_Task brief_
Write out the entries verbatim and leave the images out of the copy.

_Source data_
▬▬▬

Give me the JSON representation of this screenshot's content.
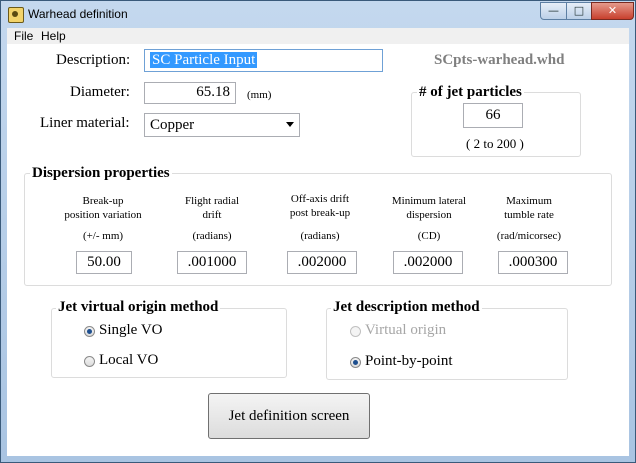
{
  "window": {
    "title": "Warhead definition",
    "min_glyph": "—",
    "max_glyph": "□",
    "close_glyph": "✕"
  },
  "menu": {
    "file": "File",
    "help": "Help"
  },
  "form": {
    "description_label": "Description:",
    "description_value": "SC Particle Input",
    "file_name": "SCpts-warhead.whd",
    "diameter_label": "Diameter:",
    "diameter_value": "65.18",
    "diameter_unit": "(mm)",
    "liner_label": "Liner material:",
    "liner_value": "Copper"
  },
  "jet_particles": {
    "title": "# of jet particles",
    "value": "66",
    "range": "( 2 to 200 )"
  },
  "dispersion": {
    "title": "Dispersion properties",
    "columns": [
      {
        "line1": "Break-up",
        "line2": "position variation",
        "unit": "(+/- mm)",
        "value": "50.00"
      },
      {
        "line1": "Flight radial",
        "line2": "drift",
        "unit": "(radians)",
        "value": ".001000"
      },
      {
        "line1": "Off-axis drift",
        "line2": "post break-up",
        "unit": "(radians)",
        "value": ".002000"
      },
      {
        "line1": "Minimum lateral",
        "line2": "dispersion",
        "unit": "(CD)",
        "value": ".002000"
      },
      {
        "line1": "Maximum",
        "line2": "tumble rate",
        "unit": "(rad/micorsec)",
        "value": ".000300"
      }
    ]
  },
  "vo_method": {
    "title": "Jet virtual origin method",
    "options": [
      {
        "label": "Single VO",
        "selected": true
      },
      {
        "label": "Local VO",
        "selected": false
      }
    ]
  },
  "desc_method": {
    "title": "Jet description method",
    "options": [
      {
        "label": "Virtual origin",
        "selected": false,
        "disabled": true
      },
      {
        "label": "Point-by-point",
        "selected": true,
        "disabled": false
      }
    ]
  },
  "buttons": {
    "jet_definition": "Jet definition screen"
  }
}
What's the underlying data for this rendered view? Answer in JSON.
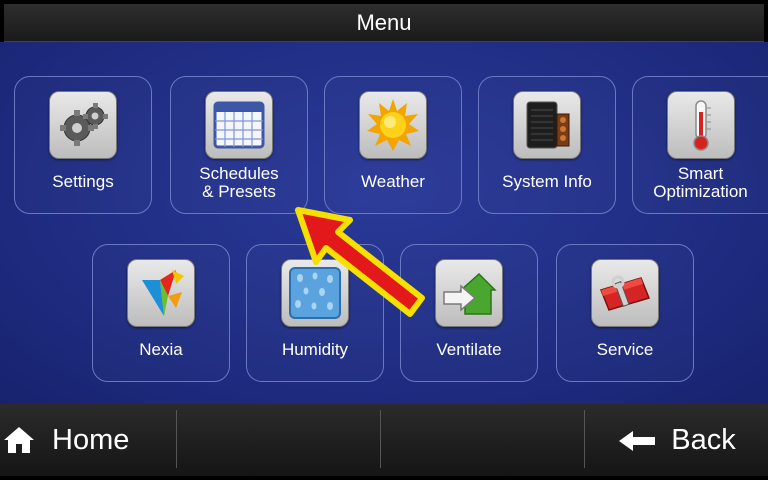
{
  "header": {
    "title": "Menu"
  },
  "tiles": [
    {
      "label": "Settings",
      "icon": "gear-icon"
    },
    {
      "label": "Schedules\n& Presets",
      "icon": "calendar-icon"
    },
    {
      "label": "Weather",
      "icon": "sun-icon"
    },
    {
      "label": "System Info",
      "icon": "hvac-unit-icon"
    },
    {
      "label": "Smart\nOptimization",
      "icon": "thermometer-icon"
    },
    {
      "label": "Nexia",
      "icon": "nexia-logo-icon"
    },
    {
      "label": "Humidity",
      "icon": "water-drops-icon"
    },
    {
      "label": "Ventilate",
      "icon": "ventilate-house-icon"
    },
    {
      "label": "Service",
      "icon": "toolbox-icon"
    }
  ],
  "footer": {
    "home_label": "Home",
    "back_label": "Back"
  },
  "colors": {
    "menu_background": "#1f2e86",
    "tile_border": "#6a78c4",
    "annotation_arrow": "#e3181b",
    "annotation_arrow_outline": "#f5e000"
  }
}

▬▬▬

_Correct answer_
Give me the JSON representation of this screenshot's content.
{
  "window": {
    "title": "Warhead definition",
    "min_glyph": "—",
    "max_glyph": "□",
    "close_glyph": "✕"
  },
  "menu": {
    "file": "File",
    "help": "Help"
  },
  "form": {
    "description_label": "Description:",
    "description_value": "SC Particle Input",
    "file_name": "SCpts-warhead.whd",
    "diameter_label": "Diameter:",
    "diameter_value": "65.18",
    "diameter_unit": "(mm)",
    "liner_label": "Liner material:",
    "liner_value": "Copper"
  },
  "jet_particles": {
    "title": "# of jet particles",
    "value": "66",
    "range": "( 2 to 200 )"
  },
  "dispersion": {
    "title": "Dispersion properties",
    "columns": [
      {
        "line1": "Break-up",
        "line2": "position variation",
        "unit": "(+/- mm)",
        "value": "50.00"
      },
      {
        "line1": "Flight radial",
        "line2": "drift",
        "unit": "(radians)",
        "value": ".001000"
      },
      {
        "line1": "Off-axis drift",
        "line2": "post break-up",
        "unit": "(radians)",
        "value": ".002000"
      },
      {
        "line1": "Minimum lateral",
        "line2": "dispersion",
        "unit": "(CD)",
        "value": ".002000"
      },
      {
        "line1": "Maximum",
        "line2": "tumble rate",
        "unit": "(rad/micorsec)",
        "value": ".000300"
      }
    ]
  },
  "vo_method": {
    "title": "Jet virtual origin method",
    "options": [
      {
        "label": "Single VO",
        "selected": true
      },
      {
        "label": "Local VO",
        "selected": false
      }
    ]
  },
  "desc_method": {
    "title": "Jet description method",
    "options": [
      {
        "label": "Virtual origin",
        "selected": false,
        "disabled": true
      },
      {
        "label": "Point-by-point",
        "selected": true,
        "disabled": false
      }
    ]
  },
  "buttons": {
    "jet_definition": "Jet definition screen"
  }
}
What's the underlying data for this rendered view? Answer in JSON.
{
  "header": {
    "title": "Menu"
  },
  "tiles": [
    {
      "label": "Settings",
      "icon": "gear-icon"
    },
    {
      "label": "Schedules\n& Presets",
      "icon": "calendar-icon"
    },
    {
      "label": "Weather",
      "icon": "sun-icon"
    },
    {
      "label": "System Info",
      "icon": "hvac-unit-icon"
    },
    {
      "label": "Smart\nOptimization",
      "icon": "thermometer-icon"
    },
    {
      "label": "Nexia",
      "icon": "nexia-logo-icon"
    },
    {
      "label": "Humidity",
      "icon": "water-drops-icon"
    },
    {
      "label": "Ventilate",
      "icon": "ventilate-house-icon"
    },
    {
      "label": "Service",
      "icon": "toolbox-icon"
    }
  ],
  "footer": {
    "home_label": "Home",
    "back_label": "Back"
  },
  "colors": {
    "menu_background": "#1f2e86",
    "tile_border": "#6a78c4",
    "annotation_arrow": "#e3181b",
    "annotation_arrow_outline": "#f5e000"
  }
}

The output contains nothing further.